Description of the task: Restate the whole listing exactly.

Input material:
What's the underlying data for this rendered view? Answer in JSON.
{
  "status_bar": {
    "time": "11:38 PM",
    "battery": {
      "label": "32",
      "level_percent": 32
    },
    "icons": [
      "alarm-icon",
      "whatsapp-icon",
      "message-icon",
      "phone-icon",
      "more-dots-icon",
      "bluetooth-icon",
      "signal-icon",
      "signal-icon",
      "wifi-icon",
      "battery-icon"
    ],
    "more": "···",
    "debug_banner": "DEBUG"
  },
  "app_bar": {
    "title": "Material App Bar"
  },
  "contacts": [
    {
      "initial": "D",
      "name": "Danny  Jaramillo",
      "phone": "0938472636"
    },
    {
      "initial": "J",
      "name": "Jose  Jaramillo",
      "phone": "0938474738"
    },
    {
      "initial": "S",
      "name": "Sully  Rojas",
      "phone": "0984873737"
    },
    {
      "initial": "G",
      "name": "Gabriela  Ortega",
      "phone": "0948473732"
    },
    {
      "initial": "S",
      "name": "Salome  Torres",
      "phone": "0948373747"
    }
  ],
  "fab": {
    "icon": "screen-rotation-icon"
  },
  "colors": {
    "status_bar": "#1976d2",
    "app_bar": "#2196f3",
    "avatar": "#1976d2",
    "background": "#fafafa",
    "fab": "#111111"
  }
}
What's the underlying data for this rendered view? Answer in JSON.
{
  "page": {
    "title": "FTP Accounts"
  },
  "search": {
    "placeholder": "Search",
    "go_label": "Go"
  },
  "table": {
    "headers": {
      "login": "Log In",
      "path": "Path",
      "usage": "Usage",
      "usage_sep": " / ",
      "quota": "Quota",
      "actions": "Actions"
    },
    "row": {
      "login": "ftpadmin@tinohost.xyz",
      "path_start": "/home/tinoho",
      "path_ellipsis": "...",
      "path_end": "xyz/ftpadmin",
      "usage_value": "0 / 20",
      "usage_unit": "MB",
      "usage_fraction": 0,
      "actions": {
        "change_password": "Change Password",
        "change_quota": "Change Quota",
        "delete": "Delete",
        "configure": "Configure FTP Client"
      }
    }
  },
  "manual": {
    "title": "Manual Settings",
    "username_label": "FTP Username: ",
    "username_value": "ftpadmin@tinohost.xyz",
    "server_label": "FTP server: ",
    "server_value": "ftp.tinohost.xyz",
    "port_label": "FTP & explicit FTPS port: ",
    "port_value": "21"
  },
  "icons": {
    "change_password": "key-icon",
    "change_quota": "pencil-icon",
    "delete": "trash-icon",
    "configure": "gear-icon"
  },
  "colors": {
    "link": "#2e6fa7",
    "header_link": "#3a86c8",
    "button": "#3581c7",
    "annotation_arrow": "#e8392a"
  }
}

Written answer:
What's the underlying data for this rendered view? Answer in JSON.
{
  "status_bar": {
    "time": "11:38 PM",
    "battery": {
      "label": "32",
      "level_percent": 32
    },
    "icons": [
      "alarm-icon",
      "whatsapp-icon",
      "message-icon",
      "phone-icon",
      "more-dots-icon",
      "bluetooth-icon",
      "signal-icon",
      "signal-icon",
      "wifi-icon",
      "battery-icon"
    ],
    "more": "···",
    "debug_banner": "DEBUG"
  },
  "app_bar": {
    "title": "Material App Bar"
  },
  "contacts": [
    {
      "initial": "D",
      "name": "Danny  Jaramillo",
      "phone": "0938472636"
    },
    {
      "initial": "J",
      "name": "Jose  Jaramillo",
      "phone": "0938474738"
    },
    {
      "initial": "S",
      "name": "Sully  Rojas",
      "phone": "0984873737"
    },
    {
      "initial": "G",
      "name": "Gabriela  Ortega",
      "phone": "0948473732"
    },
    {
      "initial": "S",
      "name": "Salome  Torres",
      "phone": "0948373747"
    }
  ],
  "fab": {
    "icon": "screen-rotation-icon"
  },
  "colors": {
    "status_bar": "#1976d2",
    "app_bar": "#2196f3",
    "avatar": "#1976d2",
    "background": "#fafafa",
    "fab": "#111111"
  }
}
What's the underlying data for this rendered view? Answer in JSON.
{
  "page": {
    "title": "FTP Accounts"
  },
  "search": {
    "placeholder": "Search",
    "go_label": "Go"
  },
  "table": {
    "headers": {
      "login": "Log In",
      "path": "Path",
      "usage": "Usage",
      "usage_sep": " / ",
      "quota": "Quota",
      "actions": "Actions"
    },
    "row": {
      "login": "ftpadmin@tinohost.xyz",
      "path_start": "/home/tinoho",
      "path_ellipsis": "...",
      "path_end": "xyz/ftpadmin",
      "usage_value": "0 / 20",
      "usage_unit": "MB",
      "usage_fraction": 0,
      "actions": {
        "change_password": "Change Password",
        "change_quota": "Change Quota",
        "delete": "Delete",
        "configure": "Configure FTP Client"
      }
    }
  },
  "manual": {
    "title": "Manual Settings",
    "username_label": "FTP Username: ",
    "username_value": "ftpadmin@tinohost.xyz",
    "server_label": "FTP server: ",
    "server_value": "ftp.tinohost.xyz",
    "port_label": "FTP & explicit FTPS port: ",
    "port_value": "21"
  },
  "icons": {
    "change_password": "key-icon",
    "change_quota": "pencil-icon",
    "delete": "trash-icon",
    "configure": "gear-icon"
  },
  "colors": {
    "link": "#2e6fa7",
    "header_link": "#3a86c8",
    "button": "#3581c7",
    "annotation_arrow": "#e8392a"
  }
}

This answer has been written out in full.